START GIVEN RECORDS
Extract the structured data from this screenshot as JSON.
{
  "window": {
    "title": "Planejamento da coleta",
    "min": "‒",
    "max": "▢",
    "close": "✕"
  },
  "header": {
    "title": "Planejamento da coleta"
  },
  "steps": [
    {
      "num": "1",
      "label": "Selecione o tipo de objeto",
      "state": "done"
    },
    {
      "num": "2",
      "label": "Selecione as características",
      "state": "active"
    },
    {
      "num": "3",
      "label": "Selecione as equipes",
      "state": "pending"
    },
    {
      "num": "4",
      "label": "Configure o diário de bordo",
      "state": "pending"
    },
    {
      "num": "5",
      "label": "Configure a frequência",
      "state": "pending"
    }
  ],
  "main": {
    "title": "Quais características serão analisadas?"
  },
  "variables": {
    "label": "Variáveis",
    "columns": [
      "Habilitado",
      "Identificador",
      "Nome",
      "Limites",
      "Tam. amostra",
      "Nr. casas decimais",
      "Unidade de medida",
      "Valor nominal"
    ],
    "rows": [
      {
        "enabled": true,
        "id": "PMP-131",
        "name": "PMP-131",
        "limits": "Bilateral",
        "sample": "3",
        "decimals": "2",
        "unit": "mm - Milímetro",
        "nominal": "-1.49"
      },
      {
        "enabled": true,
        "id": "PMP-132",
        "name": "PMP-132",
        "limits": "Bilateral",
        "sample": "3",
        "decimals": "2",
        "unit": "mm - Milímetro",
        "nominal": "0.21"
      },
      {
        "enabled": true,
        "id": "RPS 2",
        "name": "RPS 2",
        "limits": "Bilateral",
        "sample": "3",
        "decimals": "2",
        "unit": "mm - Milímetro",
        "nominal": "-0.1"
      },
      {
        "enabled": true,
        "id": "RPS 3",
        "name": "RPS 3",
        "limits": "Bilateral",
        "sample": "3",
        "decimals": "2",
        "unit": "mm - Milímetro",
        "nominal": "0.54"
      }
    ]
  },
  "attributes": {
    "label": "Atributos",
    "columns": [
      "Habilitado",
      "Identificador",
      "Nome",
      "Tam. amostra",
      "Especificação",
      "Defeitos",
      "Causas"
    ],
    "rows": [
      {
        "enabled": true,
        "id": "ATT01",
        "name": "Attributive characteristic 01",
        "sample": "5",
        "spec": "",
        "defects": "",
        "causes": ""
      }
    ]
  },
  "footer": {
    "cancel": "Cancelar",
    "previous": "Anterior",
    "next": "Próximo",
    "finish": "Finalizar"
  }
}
END GIVEN RECORDS
Repeat the material in full, exactly as it stands.

Extract the structured data from this screenshot as JSON.
{
  "window": {
    "title": "Planejamento da coleta",
    "min": "‒",
    "max": "▢",
    "close": "✕"
  },
  "header": {
    "title": "Planejamento da coleta"
  },
  "steps": [
    {
      "num": "1",
      "label": "Selecione o tipo de objeto",
      "state": "done"
    },
    {
      "num": "2",
      "label": "Selecione as características",
      "state": "active"
    },
    {
      "num": "3",
      "label": "Selecione as equipes",
      "state": "pending"
    },
    {
      "num": "4",
      "label": "Configure o diário de bordo",
      "state": "pending"
    },
    {
      "num": "5",
      "label": "Configure a frequência",
      "state": "pending"
    }
  ],
  "main": {
    "title": "Quais características serão analisadas?"
  },
  "variables": {
    "label": "Variáveis",
    "columns": [
      "Habilitado",
      "Identificador",
      "Nome",
      "Limites",
      "Tam. amostra",
      "Nr. casas decimais",
      "Unidade de medida",
      "Valor nominal"
    ],
    "rows": [
      {
        "enabled": true,
        "id": "PMP-131",
        "name": "PMP-131",
        "limits": "Bilateral",
        "sample": "3",
        "decimals": "2",
        "unit": "mm - Milímetro",
        "nominal": "-1.49"
      },
      {
        "enabled": true,
        "id": "PMP-132",
        "name": "PMP-132",
        "limits": "Bilateral",
        "sample": "3",
        "decimals": "2",
        "unit": "mm - Milímetro",
        "nominal": "0.21"
      },
      {
        "enabled": true,
        "id": "RPS 2",
        "name": "RPS 2",
        "limits": "Bilateral",
        "sample": "3",
        "decimals": "2",
        "unit": "mm - Milímetro",
        "nominal": "-0.1"
      },
      {
        "enabled": true,
        "id": "RPS 3",
        "name": "RPS 3",
        "limits": "Bilateral",
        "sample": "3",
        "decimals": "2",
        "unit": "mm - Milímetro",
        "nominal": "0.54"
      }
    ]
  },
  "attributes": {
    "label": "Atributos",
    "columns": [
      "Habilitado",
      "Identificador",
      "Nome",
      "Tam. amostra",
      "Especificação",
      "Defeitos",
      "Causas"
    ],
    "rows": [
      {
        "enabled": true,
        "id": "ATT01",
        "name": "Attributive characteristic 01",
        "sample": "5",
        "spec": "",
        "defects": "",
        "causes": ""
      }
    ]
  },
  "footer": {
    "cancel": "Cancelar",
    "previous": "Anterior",
    "next": "Próximo",
    "finish": "Finalizar"
  }
}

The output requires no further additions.